What is expected
Render the lines from the start of the records through the line containing "The NAN cluster 107 is at (283, 215)." as a two-column CSV with the headers text and answer. Write one row for each text and its answer, put each value in its own quoted field, and replace line breaks with spaces.

## Begin Material

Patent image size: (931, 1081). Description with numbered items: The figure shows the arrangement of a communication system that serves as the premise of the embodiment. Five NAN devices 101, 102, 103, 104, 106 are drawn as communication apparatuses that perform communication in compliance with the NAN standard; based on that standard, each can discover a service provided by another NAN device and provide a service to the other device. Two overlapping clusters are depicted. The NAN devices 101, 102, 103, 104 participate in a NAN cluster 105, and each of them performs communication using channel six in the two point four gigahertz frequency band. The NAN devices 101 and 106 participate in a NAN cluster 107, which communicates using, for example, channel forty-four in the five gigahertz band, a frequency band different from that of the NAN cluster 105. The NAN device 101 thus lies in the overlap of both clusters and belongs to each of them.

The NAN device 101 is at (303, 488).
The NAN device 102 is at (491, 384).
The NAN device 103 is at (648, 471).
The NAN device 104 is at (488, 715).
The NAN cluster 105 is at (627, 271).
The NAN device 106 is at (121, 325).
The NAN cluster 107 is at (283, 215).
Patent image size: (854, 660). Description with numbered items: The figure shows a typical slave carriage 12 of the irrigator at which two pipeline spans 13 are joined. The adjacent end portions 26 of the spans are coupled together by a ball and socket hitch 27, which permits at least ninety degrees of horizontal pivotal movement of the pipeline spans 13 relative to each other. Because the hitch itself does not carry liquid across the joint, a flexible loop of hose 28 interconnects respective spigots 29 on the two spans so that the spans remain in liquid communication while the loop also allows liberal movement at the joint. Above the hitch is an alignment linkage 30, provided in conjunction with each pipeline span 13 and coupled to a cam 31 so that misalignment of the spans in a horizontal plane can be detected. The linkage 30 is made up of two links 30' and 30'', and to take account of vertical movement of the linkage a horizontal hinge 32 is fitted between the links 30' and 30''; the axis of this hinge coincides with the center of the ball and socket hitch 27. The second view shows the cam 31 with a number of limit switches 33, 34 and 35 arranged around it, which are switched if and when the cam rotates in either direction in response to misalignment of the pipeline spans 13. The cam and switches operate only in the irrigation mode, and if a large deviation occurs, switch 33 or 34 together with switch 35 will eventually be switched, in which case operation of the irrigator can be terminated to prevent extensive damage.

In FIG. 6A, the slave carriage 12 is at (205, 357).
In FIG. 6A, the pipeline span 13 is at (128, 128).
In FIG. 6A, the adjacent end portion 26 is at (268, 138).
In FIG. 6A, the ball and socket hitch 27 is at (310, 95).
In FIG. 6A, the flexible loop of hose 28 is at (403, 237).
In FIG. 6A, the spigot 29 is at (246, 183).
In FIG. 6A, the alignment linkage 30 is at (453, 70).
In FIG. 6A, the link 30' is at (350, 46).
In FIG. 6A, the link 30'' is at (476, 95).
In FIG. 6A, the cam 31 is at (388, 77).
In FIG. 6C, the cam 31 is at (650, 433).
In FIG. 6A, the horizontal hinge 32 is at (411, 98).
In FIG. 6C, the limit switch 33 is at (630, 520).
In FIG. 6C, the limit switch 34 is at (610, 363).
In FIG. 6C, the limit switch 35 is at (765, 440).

## End Material

Answer in full
text,answer
"Patent image size: (931, 1081). Description with numbered items: The figure shows the arrangement of a communication system that serves as the premise of the embodiment. Five NAN devices 101, 102, 103, 104, 106 are drawn as communication apparatuses that perform communication in compliance with the NAN standard; based on that standard, each can discover a service provided by another NAN device and provide a service to the other device. Two overlapping clusters are depicted. The NAN devices 101, 102, 103, 104 participate in a NAN cluster 105, and each of them performs communication using channel six in the two point four gigahertz frequency band. The NAN devices 101 and 106 participate in a NAN cluster 107, which communicates using, for example, channel forty-four in the five gigahertz band, a frequency band different from that of the NAN cluster 105. The NAN device 101 thus lies in the overlap of both clusters and belongs to each of them.","The NAN device 101 is at (303, 488). The NAN device 102 is at (491, 384). The NAN device 103 is at (648, 471). The NAN device 104 is at (488, 715). The NAN cluster 105 is at (627, 271). The NAN device 106 is at (121, 325). The NAN cluster 107 is at (283, 215)."